▶ _Exercise prompt_
Return each line of the records that contains the string "parser", treating uppercase and lowercase letters as different.

---- Materials provided

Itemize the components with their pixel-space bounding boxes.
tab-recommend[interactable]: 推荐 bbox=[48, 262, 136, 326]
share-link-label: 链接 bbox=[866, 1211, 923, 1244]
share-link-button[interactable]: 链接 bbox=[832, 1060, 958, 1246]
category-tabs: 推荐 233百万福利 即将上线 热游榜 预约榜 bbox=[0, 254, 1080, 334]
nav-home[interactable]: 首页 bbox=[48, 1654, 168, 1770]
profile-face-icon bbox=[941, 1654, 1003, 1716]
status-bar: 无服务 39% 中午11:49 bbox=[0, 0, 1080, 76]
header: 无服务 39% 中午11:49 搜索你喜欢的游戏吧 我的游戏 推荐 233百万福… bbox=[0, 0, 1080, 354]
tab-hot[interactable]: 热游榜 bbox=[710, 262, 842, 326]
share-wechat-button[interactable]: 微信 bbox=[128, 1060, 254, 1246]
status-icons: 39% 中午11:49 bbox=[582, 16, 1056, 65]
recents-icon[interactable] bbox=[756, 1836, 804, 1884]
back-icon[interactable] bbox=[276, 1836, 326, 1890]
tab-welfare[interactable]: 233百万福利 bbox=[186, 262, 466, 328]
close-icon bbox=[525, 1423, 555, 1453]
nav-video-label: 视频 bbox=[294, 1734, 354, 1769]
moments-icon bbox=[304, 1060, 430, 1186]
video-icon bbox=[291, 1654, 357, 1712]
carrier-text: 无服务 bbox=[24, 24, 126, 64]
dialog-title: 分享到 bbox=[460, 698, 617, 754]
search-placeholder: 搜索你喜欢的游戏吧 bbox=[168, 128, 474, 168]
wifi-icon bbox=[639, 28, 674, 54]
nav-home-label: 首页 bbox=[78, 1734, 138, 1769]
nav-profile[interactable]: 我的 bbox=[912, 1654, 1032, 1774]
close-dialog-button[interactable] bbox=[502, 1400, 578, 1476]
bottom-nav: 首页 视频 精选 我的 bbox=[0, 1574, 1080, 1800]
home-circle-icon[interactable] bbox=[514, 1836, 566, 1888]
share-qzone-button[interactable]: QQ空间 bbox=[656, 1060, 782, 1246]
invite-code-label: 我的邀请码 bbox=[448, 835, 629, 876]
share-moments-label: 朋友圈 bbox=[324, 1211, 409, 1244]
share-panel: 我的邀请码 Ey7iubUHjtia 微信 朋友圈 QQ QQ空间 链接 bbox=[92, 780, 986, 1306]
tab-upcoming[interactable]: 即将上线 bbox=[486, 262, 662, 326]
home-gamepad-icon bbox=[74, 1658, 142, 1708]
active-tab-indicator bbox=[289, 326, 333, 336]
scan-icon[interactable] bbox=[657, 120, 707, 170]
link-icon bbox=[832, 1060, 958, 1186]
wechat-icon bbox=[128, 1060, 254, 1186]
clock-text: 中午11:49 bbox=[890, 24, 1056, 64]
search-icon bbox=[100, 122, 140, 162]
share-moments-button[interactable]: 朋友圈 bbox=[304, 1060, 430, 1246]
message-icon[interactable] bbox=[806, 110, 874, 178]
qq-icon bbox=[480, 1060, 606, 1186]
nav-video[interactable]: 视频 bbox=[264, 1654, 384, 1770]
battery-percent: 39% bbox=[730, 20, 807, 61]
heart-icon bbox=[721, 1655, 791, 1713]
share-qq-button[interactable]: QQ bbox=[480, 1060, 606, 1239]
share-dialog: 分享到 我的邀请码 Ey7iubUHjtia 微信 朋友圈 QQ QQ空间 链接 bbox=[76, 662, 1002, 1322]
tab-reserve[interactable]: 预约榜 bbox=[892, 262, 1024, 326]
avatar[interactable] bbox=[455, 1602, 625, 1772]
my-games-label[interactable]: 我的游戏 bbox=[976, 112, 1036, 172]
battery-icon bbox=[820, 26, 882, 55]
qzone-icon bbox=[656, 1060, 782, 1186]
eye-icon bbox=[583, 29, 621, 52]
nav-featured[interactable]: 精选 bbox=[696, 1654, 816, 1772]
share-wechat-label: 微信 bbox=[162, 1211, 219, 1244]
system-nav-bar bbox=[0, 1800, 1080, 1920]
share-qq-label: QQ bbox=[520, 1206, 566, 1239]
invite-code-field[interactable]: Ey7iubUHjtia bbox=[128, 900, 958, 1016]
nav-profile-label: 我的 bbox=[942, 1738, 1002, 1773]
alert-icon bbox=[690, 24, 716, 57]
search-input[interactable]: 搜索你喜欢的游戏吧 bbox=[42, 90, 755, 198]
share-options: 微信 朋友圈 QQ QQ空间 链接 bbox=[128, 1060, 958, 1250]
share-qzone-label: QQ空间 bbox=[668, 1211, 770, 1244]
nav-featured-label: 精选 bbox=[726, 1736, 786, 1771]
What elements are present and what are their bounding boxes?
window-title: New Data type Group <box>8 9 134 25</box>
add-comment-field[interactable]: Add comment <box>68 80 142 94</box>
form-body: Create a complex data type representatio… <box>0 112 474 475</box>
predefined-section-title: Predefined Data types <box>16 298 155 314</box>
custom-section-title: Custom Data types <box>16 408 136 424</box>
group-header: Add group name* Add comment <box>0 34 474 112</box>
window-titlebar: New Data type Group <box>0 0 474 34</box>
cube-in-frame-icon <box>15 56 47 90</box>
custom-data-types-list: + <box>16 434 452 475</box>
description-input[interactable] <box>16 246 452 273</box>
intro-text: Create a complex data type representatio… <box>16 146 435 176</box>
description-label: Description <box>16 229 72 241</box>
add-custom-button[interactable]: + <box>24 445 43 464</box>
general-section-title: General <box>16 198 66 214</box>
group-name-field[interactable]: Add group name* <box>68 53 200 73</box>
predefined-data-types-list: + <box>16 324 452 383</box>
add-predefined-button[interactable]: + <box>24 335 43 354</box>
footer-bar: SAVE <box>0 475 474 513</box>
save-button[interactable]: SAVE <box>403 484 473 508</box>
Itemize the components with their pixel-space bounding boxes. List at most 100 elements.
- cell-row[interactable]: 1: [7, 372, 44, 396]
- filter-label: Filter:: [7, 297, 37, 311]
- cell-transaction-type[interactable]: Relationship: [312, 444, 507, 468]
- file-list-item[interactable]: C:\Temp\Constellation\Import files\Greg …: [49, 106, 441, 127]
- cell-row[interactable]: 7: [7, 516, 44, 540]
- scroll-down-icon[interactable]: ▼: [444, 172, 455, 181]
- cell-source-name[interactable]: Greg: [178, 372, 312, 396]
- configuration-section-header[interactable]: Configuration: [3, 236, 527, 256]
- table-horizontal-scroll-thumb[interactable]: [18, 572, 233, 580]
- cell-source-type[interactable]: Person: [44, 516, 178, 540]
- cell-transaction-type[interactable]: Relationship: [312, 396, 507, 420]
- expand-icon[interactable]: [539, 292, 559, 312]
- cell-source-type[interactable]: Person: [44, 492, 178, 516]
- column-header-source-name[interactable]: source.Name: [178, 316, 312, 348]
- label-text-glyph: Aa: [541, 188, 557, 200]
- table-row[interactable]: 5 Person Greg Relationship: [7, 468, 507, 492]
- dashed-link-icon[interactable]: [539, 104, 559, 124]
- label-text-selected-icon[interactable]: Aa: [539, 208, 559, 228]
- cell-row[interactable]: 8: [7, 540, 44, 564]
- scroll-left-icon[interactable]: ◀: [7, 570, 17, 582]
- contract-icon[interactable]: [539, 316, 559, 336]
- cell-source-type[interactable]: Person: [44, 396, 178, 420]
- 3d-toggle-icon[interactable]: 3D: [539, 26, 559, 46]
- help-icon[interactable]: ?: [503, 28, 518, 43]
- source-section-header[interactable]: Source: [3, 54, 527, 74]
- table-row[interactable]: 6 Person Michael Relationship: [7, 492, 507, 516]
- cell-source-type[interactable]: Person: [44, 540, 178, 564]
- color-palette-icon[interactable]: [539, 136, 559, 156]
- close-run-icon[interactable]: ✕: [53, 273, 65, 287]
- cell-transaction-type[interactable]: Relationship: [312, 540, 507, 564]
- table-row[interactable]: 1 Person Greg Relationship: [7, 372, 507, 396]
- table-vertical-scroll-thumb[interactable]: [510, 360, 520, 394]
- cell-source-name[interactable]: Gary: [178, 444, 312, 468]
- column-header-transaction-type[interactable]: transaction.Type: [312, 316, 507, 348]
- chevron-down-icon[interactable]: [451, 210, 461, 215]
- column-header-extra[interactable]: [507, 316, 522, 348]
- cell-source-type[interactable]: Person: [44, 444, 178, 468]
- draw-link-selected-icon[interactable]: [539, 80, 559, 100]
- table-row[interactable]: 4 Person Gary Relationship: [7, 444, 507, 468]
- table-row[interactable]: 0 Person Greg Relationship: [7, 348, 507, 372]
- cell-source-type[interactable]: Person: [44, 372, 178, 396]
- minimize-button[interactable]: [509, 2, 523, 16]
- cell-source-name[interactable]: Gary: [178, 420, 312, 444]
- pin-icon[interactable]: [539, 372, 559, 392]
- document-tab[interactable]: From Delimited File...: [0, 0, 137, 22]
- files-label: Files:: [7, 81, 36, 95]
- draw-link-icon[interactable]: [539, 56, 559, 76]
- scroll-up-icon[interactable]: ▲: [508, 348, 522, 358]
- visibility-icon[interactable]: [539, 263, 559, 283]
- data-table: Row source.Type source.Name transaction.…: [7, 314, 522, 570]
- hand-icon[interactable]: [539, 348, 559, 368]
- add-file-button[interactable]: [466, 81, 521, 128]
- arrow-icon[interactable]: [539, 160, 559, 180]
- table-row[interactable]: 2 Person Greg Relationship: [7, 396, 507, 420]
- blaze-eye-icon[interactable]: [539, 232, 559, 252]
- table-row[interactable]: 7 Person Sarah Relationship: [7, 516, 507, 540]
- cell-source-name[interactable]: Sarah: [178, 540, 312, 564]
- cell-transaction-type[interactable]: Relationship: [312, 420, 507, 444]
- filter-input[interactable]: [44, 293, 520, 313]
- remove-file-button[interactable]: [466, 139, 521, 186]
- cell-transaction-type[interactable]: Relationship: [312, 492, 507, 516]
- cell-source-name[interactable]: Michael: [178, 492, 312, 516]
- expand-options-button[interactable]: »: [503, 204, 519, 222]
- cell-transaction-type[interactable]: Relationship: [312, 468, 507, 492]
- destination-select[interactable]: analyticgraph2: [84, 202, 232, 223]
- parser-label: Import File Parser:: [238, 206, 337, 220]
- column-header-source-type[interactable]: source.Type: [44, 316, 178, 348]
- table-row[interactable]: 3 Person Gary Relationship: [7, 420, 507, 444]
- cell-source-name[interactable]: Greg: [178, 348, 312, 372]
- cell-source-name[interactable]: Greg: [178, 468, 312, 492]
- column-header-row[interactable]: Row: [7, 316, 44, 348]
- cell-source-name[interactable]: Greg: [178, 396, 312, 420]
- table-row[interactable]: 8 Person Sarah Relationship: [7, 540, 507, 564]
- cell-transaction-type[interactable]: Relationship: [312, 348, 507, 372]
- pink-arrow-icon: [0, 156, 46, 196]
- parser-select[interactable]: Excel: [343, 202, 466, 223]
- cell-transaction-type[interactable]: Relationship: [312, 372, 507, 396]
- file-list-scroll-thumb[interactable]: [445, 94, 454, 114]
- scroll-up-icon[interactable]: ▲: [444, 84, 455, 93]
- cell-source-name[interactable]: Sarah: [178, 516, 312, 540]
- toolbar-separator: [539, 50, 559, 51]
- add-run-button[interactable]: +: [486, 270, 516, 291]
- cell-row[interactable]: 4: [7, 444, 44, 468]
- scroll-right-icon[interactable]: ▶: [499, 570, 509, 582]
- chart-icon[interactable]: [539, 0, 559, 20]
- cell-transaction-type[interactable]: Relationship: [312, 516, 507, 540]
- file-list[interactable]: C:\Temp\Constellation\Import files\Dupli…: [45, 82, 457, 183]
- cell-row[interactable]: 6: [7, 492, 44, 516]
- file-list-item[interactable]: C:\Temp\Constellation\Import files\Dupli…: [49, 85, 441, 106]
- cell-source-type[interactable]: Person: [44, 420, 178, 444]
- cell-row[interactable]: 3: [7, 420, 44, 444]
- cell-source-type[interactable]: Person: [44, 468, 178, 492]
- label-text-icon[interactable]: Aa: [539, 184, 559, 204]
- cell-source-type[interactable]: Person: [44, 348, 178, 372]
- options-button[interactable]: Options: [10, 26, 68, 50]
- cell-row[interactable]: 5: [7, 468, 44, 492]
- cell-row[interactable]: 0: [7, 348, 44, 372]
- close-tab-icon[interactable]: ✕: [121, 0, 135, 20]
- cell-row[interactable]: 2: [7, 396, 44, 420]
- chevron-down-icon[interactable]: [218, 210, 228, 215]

--------

▶ _Response to this task_
- parser-label: Import File Parser:: [238, 206, 337, 220]
- parser-select[interactable]: Excel: [343, 202, 466, 223]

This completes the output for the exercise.